Transcribe the listing below word for word.

• **Material to process**
......

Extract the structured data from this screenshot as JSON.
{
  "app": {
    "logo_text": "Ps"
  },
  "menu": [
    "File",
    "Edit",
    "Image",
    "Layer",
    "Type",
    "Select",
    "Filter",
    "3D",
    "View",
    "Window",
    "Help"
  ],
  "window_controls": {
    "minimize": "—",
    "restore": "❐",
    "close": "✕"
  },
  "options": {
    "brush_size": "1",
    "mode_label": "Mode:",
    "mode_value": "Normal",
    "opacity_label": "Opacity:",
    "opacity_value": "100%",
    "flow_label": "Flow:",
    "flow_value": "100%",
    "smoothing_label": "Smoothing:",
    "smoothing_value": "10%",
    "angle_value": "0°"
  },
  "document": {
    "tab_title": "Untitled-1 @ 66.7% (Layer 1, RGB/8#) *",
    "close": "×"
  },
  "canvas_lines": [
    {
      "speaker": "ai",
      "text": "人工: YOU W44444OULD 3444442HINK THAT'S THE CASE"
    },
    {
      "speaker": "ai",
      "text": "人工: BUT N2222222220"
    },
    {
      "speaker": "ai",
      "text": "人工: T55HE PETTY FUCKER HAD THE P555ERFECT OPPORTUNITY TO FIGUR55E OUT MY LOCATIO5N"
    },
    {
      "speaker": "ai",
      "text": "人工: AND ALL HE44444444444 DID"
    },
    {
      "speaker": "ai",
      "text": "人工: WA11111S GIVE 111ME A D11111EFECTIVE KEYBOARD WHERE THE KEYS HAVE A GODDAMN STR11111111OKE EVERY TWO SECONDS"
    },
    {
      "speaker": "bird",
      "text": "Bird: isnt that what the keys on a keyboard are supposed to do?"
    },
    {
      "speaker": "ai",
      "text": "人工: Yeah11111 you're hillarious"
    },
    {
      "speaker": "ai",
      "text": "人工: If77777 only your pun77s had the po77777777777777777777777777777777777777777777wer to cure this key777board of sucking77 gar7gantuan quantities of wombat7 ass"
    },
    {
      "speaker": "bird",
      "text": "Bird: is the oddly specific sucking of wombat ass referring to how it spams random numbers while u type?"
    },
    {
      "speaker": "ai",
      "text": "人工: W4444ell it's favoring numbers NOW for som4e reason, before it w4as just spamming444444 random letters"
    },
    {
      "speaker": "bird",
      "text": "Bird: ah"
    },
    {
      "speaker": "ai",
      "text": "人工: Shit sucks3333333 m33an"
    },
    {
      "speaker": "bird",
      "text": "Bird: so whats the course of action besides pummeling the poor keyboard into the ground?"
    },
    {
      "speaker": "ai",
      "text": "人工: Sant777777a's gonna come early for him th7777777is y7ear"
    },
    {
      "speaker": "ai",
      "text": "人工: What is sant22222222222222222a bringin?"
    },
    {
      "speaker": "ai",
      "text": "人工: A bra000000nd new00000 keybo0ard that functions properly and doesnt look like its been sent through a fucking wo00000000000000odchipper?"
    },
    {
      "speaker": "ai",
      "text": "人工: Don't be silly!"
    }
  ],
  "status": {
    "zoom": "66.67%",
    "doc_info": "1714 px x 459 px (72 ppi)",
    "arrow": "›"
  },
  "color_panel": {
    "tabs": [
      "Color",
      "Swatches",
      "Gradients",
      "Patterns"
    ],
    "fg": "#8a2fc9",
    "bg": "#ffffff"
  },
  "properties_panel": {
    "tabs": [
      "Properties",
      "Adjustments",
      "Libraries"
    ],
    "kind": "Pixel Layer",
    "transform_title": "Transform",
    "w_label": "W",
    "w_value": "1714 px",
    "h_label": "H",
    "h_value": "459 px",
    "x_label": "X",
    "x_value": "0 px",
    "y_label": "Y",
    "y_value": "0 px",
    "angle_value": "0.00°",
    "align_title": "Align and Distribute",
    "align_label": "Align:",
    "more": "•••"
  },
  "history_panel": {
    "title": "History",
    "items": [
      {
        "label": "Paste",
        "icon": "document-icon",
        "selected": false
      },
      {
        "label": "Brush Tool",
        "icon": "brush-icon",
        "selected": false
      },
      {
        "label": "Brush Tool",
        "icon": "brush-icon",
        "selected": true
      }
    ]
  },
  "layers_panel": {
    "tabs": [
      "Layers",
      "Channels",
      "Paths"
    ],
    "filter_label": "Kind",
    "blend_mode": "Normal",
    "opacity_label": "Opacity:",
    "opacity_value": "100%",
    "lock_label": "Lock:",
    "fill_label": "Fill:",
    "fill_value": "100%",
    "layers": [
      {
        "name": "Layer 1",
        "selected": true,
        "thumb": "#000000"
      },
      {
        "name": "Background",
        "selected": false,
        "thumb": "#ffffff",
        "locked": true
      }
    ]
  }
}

......

• **Output below**
Extract the structured data from this screenshot as JSON.
{
  "app": {
    "logo_text": "Ps"
  },
  "menu": [
    "File",
    "Edit",
    "Image",
    "Layer",
    "Type",
    "Select",
    "Filter",
    "3D",
    "View",
    "Window",
    "Help"
  ],
  "window_controls": {
    "minimize": "—",
    "restore": "❐",
    "close": "✕"
  },
  "options": {
    "brush_size": "1",
    "mode_label": "Mode:",
    "mode_value": "Normal",
    "opacity_label": "Opacity:",
    "opacity_value": "100%",
    "flow_label": "Flow:",
    "flow_value": "100%",
    "smoothing_label": "Smoothing:",
    "smoothing_value": "10%",
    "angle_value": "0°"
  },
  "document": {
    "tab_title": "Untitled-1 @ 66.7% (Layer 1, RGB/8#) *",
    "close": "×"
  },
  "canvas_lines": [
    {
      "speaker": "ai",
      "text": "人工: YOU W44444OULD 3444442HINK THAT'S THE CASE"
    },
    {
      "speaker": "ai",
      "text": "人工: BUT N2222222220"
    },
    {
      "speaker": "ai",
      "text": "人工: T55HE PETTY FUCKER HAD THE P555ERFECT OPPORTUNITY TO FIGUR55E OUT MY LOCATIO5N"
    },
    {
      "speaker": "ai",
      "text": "人工: AND ALL HE44444444444 DID"
    },
    {
      "speaker": "ai",
      "text": "人工: WA11111S GIVE 111ME A D11111EFECTIVE KEYBOARD WHERE THE KEYS HAVE A GODDAMN STR11111111OKE EVERY TWO SECONDS"
    },
    {
      "speaker": "bird",
      "text": "Bird: isnt that what the keys on a keyboard are supposed to do?"
    },
    {
      "speaker": "ai",
      "text": "人工: Yeah11111 you're hillarious"
    },
    {
      "speaker": "ai",
      "text": "人工: If77777 only your pun77s had the po77777777777777777777777777777777777777777777wer to cure this key777board of sucking77 gar7gantuan quantities of wombat7 ass"
    },
    {
      "speaker": "bird",
      "text": "Bird: is the oddly specific sucking of wombat ass referring to how it spams random numbers while u type?"
    },
    {
      "speaker": "ai",
      "text": "人工: W4444ell it's favoring numbers NOW for som4e reason, before it w4as just spamming444444 random letters"
    },
    {
      "speaker": "bird",
      "text": "Bird: ah"
    },
    {
      "speaker": "ai",
      "text": "人工: Shit sucks3333333 m33an"
    },
    {
      "speaker": "bird",
      "text": "Bird: so whats the course of action besides pummeling the poor keyboard into the ground?"
    },
    {
      "speaker": "ai",
      "text": "人工: Sant777777a's gonna come early for him th7777777is y7ear"
    },
    {
      "speaker": "ai",
      "text": "人工: What is sant22222222222222222a bringin?"
    },
    {
      "speaker": "ai",
      "text": "人工: A bra000000nd new00000 keybo0ard that functions properly and doesnt look like its been sent through a fucking wo00000000000000odchipper?"
    },
    {
      "speaker": "ai",
      "text": "人工: Don't be silly!"
    }
  ],
  "status": {
    "zoom": "66.67%",
    "doc_info": "1714 px x 459 px (72 ppi)",
    "arrow": "›"
  },
  "color_panel": {
    "tabs": [
      "Color",
      "Swatches",
      "Gradients",
      "Patterns"
    ],
    "fg": "#8a2fc9",
    "bg": "#ffffff"
  },
  "properties_panel": {
    "tabs": [
      "Properties",
      "Adjustments",
      "Libraries"
    ],
    "kind": "Pixel Layer",
    "transform_title": "Transform",
    "w_label": "W",
    "w_value": "1714 px",
    "h_label": "H",
    "h_value": "459 px",
    "x_label": "X",
    "x_value": "0 px",
    "y_label": "Y",
    "y_value": "0 px",
    "angle_value": "0.00°",
    "align_title": "Align and Distribute",
    "align_label": "Align:",
    "more": "•••"
  },
  "history_panel": {
    "title": "History",
    "items": [
      {
        "label": "Paste",
        "icon": "document-icon",
        "selected": false
      },
      {
        "label": "Brush Tool",
        "icon": "brush-icon",
        "selected": false
      },
      {
        "label": "Brush Tool",
        "icon": "brush-icon",
        "selected": true
      }
    ]
  },
  "layers_panel": {
    "tabs": [
      "Layers",
      "Channels",
      "Paths"
    ],
    "filter_label": "Kind",
    "blend_mode": "Normal",
    "opacity_label": "Opacity:",
    "opacity_value": "100%",
    "lock_label": "Lock:",
    "fill_label": "Fill:",
    "fill_value": "100%",
    "layers": [
      {
        "name": "Layer 1",
        "selected": true,
        "thumb": "#000000"
      },
      {
        "name": "Background",
        "selected": false,
        "thumb": "#ffffff",
        "locked": true
      }
    ]
  }
}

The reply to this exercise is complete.